EXERCISE GOAL |
How many of the lines below hold the word "ylabel"? Answer only with the number.

RECORDED DATA |
-- Start --

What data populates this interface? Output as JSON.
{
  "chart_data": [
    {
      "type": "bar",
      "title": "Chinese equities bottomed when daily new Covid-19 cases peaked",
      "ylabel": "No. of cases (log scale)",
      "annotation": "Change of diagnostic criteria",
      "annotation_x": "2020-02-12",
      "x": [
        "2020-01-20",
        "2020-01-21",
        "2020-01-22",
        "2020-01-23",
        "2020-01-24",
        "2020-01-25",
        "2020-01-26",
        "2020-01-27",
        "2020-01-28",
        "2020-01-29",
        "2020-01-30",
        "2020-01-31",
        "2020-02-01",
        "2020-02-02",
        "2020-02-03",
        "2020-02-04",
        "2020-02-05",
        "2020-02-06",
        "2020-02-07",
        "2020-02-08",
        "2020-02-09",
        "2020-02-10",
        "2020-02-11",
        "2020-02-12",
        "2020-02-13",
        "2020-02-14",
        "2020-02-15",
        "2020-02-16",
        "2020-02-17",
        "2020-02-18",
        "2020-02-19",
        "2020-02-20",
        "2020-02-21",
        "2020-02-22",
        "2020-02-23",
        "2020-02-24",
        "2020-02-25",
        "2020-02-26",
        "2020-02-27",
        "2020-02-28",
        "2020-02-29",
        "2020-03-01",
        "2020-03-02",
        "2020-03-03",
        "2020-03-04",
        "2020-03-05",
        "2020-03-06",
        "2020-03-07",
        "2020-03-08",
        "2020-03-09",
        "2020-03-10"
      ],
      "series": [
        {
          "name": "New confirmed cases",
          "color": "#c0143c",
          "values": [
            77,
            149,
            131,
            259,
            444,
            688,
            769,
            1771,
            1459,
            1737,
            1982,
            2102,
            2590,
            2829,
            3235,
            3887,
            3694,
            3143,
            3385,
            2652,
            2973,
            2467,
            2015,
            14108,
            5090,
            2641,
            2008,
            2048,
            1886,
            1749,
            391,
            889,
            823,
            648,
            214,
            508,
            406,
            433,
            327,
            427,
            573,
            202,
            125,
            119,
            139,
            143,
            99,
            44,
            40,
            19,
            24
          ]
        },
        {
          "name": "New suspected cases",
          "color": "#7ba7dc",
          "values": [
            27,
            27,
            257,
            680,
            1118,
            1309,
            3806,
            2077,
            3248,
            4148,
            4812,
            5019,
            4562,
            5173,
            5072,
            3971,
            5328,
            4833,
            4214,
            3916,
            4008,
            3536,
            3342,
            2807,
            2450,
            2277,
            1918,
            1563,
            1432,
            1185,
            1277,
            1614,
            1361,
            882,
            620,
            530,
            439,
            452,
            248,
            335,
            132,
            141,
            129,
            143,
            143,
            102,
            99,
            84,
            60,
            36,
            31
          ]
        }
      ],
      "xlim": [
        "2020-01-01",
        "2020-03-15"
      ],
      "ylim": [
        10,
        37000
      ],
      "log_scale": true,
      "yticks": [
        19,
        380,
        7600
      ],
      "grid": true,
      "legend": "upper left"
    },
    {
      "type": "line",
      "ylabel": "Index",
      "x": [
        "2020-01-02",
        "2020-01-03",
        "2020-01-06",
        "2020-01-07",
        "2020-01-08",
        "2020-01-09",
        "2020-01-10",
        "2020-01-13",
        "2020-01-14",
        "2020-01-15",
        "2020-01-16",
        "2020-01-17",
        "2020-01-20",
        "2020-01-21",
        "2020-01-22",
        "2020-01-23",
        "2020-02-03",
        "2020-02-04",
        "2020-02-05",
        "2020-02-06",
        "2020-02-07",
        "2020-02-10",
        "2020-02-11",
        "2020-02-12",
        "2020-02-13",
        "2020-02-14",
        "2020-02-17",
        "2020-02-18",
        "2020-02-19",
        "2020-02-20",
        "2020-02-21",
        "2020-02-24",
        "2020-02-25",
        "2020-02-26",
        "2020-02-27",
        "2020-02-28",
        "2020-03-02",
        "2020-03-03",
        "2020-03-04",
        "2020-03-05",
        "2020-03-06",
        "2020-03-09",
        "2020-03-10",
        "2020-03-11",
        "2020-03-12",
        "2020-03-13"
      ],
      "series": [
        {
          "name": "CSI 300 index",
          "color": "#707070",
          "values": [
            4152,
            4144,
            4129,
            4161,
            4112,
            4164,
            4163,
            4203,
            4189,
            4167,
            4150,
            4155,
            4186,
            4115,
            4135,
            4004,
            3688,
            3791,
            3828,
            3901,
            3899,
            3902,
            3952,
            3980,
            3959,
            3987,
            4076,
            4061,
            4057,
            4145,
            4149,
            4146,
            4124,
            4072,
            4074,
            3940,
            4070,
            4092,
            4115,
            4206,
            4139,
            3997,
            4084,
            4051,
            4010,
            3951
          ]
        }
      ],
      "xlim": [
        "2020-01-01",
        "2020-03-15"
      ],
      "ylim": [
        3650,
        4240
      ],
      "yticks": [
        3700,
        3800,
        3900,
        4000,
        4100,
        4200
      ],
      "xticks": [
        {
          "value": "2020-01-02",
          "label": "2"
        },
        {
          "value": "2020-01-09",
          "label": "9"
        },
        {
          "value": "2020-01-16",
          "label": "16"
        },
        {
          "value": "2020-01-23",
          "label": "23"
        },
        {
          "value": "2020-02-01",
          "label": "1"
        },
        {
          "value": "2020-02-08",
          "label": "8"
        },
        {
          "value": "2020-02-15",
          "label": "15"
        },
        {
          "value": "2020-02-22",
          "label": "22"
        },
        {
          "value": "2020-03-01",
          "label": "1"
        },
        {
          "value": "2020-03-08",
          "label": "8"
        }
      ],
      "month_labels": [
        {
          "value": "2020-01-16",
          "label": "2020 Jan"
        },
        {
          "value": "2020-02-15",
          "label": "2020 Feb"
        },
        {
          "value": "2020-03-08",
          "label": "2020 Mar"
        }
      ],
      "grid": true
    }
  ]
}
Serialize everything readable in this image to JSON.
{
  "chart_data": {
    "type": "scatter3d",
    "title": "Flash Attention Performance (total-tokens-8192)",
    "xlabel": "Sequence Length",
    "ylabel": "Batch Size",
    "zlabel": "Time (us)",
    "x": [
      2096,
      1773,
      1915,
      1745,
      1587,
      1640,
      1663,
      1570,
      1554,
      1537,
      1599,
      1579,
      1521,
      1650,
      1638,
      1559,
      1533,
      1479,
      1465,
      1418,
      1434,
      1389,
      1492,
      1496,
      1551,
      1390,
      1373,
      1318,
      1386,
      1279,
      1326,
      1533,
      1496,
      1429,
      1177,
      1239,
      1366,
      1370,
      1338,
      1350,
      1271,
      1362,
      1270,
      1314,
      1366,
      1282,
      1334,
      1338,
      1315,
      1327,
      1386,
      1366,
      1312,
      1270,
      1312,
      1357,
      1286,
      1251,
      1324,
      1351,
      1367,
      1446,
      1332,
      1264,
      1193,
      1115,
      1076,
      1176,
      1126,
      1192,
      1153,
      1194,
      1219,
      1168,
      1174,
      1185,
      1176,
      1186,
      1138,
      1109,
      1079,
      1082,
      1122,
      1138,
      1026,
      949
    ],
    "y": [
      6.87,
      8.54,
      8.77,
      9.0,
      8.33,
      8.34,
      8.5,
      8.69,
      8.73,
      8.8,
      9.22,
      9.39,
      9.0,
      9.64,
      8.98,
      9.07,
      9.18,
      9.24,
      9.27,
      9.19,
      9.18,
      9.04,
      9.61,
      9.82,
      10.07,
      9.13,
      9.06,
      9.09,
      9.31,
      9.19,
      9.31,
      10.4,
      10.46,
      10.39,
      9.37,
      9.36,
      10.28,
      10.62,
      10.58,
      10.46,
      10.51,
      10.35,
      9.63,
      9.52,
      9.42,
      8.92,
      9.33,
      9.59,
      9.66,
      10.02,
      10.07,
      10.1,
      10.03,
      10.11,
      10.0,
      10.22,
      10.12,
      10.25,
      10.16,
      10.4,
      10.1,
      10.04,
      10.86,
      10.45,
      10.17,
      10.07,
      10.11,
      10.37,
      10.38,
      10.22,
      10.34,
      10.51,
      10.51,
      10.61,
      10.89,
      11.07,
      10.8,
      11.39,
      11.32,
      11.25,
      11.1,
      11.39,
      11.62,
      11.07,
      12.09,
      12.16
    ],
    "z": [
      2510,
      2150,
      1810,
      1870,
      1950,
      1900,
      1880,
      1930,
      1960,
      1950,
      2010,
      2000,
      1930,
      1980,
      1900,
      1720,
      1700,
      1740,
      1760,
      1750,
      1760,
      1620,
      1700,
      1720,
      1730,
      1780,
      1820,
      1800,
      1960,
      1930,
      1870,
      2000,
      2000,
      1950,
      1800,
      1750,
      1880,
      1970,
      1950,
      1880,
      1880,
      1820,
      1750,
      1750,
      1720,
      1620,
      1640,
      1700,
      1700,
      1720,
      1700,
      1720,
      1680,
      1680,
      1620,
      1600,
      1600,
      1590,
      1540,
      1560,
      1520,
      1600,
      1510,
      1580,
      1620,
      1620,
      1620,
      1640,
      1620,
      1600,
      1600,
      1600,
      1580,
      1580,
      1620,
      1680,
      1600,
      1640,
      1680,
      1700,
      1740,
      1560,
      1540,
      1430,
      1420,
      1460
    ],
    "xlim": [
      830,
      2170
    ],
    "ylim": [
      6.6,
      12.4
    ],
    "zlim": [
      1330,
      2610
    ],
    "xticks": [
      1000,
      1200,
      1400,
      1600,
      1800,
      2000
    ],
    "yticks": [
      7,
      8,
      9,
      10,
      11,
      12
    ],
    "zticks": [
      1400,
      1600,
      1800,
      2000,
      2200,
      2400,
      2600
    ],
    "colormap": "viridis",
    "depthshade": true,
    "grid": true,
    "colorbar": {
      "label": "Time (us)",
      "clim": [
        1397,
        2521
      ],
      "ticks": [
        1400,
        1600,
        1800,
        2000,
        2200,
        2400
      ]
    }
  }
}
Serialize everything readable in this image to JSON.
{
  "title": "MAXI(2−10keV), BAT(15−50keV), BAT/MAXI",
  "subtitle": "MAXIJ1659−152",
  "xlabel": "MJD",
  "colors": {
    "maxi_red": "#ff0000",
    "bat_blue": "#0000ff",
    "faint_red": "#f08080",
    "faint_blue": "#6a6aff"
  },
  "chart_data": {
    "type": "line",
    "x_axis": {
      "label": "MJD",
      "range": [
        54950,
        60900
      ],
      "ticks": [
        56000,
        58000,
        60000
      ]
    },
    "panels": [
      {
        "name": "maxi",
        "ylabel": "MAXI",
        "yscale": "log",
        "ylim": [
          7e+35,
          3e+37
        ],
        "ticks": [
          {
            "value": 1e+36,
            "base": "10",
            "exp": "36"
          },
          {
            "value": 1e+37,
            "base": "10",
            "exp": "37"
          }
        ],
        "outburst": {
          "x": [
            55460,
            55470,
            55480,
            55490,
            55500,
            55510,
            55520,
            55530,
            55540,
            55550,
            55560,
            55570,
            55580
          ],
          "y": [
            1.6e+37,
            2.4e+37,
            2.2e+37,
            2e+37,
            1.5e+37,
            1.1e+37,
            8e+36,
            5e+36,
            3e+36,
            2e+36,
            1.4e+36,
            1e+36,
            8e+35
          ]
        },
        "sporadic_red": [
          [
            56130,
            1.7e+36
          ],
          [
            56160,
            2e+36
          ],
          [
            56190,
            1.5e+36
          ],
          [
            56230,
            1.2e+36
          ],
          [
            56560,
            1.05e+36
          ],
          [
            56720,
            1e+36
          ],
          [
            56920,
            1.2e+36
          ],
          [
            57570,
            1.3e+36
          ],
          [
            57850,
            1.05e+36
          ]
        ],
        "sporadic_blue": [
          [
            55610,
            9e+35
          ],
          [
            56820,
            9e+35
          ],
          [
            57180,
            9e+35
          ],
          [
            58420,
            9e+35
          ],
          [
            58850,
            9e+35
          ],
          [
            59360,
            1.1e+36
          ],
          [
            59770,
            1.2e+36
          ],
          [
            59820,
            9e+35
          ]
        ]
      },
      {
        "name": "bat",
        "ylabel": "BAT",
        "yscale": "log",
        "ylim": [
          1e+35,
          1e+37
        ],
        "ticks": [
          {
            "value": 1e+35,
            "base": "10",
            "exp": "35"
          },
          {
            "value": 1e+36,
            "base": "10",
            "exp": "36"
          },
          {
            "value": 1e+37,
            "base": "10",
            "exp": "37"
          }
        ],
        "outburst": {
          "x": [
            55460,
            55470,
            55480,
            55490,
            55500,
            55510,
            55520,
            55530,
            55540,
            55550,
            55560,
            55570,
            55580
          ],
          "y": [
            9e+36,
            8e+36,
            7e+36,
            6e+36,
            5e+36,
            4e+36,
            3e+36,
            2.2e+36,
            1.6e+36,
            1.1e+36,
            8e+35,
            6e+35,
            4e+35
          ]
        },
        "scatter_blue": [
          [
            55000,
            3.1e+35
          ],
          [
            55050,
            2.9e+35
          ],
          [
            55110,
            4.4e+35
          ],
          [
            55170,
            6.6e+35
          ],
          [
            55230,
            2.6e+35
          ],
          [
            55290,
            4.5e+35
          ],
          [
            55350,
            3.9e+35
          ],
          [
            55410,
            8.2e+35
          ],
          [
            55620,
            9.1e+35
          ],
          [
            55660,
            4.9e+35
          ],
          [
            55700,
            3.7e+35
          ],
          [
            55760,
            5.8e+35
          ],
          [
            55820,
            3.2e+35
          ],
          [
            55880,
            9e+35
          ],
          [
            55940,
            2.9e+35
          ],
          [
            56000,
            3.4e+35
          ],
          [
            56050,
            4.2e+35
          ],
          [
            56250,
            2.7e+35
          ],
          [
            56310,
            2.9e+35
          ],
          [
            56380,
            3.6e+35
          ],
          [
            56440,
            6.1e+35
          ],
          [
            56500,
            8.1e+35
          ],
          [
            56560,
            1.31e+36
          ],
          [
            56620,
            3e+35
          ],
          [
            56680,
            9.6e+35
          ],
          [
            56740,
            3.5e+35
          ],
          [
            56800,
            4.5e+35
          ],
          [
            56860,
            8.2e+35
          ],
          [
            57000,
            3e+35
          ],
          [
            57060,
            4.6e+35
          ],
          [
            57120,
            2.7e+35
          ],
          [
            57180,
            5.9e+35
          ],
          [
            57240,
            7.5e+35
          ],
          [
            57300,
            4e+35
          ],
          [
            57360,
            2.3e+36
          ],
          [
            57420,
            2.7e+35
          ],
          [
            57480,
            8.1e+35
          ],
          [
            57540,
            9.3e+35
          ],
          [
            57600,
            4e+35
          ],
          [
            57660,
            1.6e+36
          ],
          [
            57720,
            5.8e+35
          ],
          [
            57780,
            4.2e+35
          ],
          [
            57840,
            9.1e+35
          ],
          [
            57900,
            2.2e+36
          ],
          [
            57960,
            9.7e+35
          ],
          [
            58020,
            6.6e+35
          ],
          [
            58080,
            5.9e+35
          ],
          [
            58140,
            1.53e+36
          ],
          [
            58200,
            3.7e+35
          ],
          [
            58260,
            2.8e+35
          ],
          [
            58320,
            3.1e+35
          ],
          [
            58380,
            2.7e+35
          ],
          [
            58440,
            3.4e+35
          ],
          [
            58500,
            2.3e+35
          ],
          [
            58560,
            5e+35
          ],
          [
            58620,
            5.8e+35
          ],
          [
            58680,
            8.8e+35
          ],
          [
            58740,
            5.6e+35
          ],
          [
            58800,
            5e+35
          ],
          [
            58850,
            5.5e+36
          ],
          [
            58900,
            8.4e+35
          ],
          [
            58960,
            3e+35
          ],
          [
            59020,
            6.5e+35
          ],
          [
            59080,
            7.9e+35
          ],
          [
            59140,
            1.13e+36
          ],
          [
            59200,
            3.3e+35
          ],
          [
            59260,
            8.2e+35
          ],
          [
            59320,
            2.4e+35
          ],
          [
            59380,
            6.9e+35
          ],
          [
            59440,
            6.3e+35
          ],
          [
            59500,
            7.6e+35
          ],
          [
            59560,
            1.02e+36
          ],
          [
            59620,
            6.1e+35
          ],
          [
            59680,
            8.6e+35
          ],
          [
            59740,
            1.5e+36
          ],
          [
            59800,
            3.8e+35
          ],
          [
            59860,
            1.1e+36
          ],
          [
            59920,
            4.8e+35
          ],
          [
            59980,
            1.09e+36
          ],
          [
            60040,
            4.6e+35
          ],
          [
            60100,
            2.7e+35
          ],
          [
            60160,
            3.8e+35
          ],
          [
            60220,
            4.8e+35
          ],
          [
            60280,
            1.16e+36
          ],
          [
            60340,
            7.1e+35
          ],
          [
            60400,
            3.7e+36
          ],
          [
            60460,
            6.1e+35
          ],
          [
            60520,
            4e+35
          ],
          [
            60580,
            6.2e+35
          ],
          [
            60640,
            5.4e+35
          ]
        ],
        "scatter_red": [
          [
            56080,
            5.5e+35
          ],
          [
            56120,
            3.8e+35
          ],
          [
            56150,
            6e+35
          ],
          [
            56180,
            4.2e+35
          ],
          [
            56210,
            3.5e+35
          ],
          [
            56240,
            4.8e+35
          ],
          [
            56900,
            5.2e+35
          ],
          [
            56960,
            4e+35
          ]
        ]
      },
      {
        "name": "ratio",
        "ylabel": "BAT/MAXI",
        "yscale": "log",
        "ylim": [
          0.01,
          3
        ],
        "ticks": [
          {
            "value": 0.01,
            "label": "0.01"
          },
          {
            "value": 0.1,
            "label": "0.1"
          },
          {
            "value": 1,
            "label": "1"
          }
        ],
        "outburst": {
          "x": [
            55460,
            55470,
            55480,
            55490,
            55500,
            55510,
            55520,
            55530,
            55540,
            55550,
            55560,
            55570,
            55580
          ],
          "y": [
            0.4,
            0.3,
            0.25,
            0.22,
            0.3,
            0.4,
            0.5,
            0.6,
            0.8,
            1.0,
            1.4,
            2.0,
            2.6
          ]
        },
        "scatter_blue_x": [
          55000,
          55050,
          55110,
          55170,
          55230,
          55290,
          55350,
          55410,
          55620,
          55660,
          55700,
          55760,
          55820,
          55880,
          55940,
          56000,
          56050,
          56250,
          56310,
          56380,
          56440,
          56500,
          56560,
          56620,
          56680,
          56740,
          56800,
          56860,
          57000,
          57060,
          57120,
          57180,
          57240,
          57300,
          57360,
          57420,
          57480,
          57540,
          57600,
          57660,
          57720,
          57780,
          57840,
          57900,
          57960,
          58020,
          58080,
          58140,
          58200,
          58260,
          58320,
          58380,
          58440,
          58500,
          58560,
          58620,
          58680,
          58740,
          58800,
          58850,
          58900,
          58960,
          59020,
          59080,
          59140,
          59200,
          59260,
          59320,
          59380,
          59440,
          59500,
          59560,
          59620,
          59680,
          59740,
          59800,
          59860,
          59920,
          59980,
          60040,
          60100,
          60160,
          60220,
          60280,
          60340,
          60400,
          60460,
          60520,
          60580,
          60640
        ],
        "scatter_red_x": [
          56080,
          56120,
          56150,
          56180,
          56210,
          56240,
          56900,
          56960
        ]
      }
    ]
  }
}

-- End --

FULL RESPONSE |
6